■ **Brief**
Omit the pictures from the entries below and retype everything else exactly.

■ **Excerpt from a dataset**
• • •

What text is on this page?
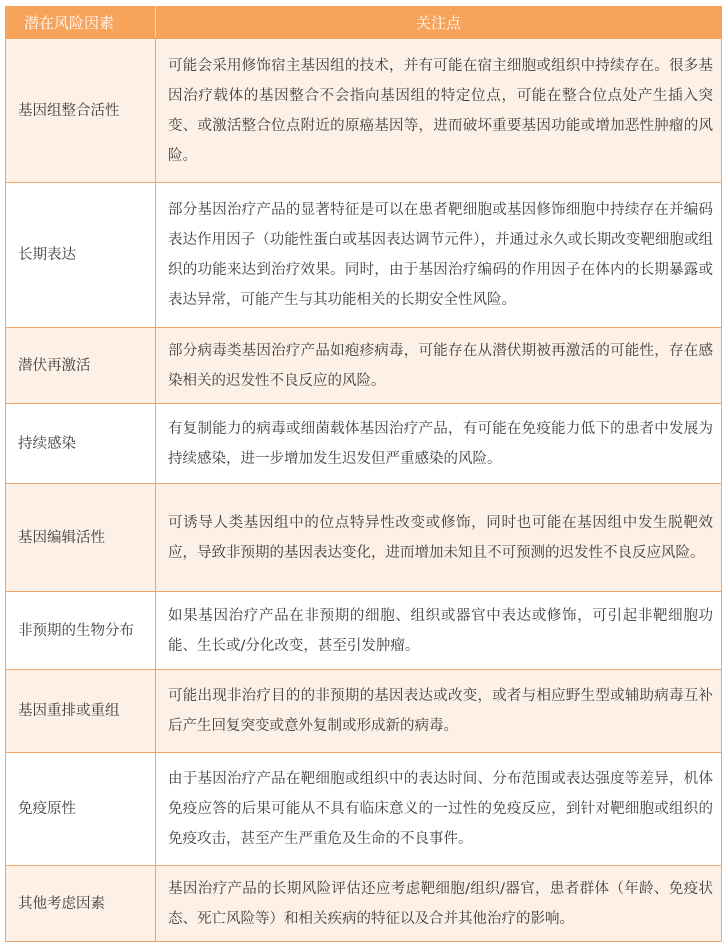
潜在风险因素	关注点
基因组整合活性	可能会采用修饰宿主基因组的技术，并有可能在宿主细胞或组织中持续存在。很多基因治疗载体的基因整合不会指向基因组的特定位点，可能在整合位点处产生插入突变、或激活整合位点附近的原癌基因等，进而破坏重要基因功能或增加恶性肿瘤的风险。
长期表达	部分基因治疗产品的显著特征是可以在患者靶细胞或基因修饰细胞中持续存在并编码表达作用因子（功能性蛋白或基因表达调节元件），并通过永久或长期改变靶细胞或组织的功能来达到治疗效果。同时，由于基因治疗编码的作用因子在体内的长期暴露或表达异常，可能产生与其功能相关的长期安全性风险。
潜伏再激活	部分病毒类基因治疗产品如疱疹病毒，可能存在从潜伏期被再激活的可能性，存在感染相关的迟发性不良反应的风险。
持续感染	有复制能力的病毒或细菌载体基因治疗产品，有可能在免疫能力低下的患者中发展为持续感染，进一步增加发生迟发但严重感染的风险。
基因编辑活性	可诱导人类基因组中的位点特异性改变或修饰，同时也可能在基因组中发生脱靶效应，导致非预期的基因表达变化，进而增加未知且不可预测的迟发性不良反应风险。
非预期的生物分布	如果基因治疗产品在非预期的细胞、组织或器官中表达或修饰，可引起非靶细胞功能、生长或/分化改变，甚至引发肿瘤。
基因重排或重组	可能出现非治疗目的的非预期的基因表达或改变，或者与相应野生型或辅助病毒互补后产生回复突变或意外复制或形成新的病毒。
免疫原性	由于基因治疗产品在靶细胞或组织中的表达时间、分布范围或表达强度等差异，机体免疫应答的后果可能从不具有临床意义的一过性的免疫反应，到针对靶细胞或组织的免疫攻击，甚至产生严重危及生命的不良事件。
其他考虑因素	基因治疗产品的长期风险评估还应考虑靶细胞/组织/器官，患者群体（年龄、免疫状态、死亡风险等）和相关疾病的特征以及合并其他治疗的影响。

• • •

■ **Written solution**
What text is on this page?
潜在风险因素	关注点
基因组整合活性	可能会采用修饰宿主基因组的技术，并有可能在宿主细胞或组织中持续存在。很多基因治疗载体的基因整合不会指向基因组的特定位点，可能在整合位点处产生插入突变、或激活整合位点附近的原癌基因等，进而破坏重要基因功能或增加恶性肿瘤的风险。
长期表达	部分基因治疗产品的显著特征是可以在患者靶细胞或基因修饰细胞中持续存在并编码表达作用因子（功能性蛋白或基因表达调节元件），并通过永久或长期改变靶细胞或组织的功能来达到治疗效果。同时，由于基因治疗编码的作用因子在体内的长期暴露或表达异常，可能产生与其功能相关的长期安全性风险。
潜伏再激活	部分病毒类基因治疗产品如疱疹病毒，可能存在从潜伏期被再激活的可能性，存在感染相关的迟发性不良反应的风险。
持续感染	有复制能力的病毒或细菌载体基因治疗产品，有可能在免疫能力低下的患者中发展为持续感染，进一步增加发生迟发但严重感染的风险。
基因编辑活性	可诱导人类基因组中的位点特异性改变或修饰，同时也可能在基因组中发生脱靶效应，导致非预期的基因表达变化，进而增加未知且不可预测的迟发性不良反应风险。
非预期的生物分布	如果基因治疗产品在非预期的细胞、组织或器官中表达或修饰，可引起非靶细胞功能、生长或/分化改变，甚至引发肿瘤。
基因重排或重组	可能出现非治疗目的的非预期的基因表达或改变，或者与相应野生型或辅助病毒互补后产生回复突变或意外复制或形成新的病毒。
免疫原性	由于基因治疗产品在靶细胞或组织中的表达时间、分布范围或表达强度等差异，机体免疫应答的后果可能从不具有临床意义的一过性的免疫反应，到针对靶细胞或组织的免疫攻击，甚至产生严重危及生命的不良事件。
其他考虑因素	基因治疗产品的长期风险评估还应考虑靶细胞/组织/器官，患者群体（年龄、免疫状态、死亡风险等）和相关疾病的特征以及合并其他治疗的影响。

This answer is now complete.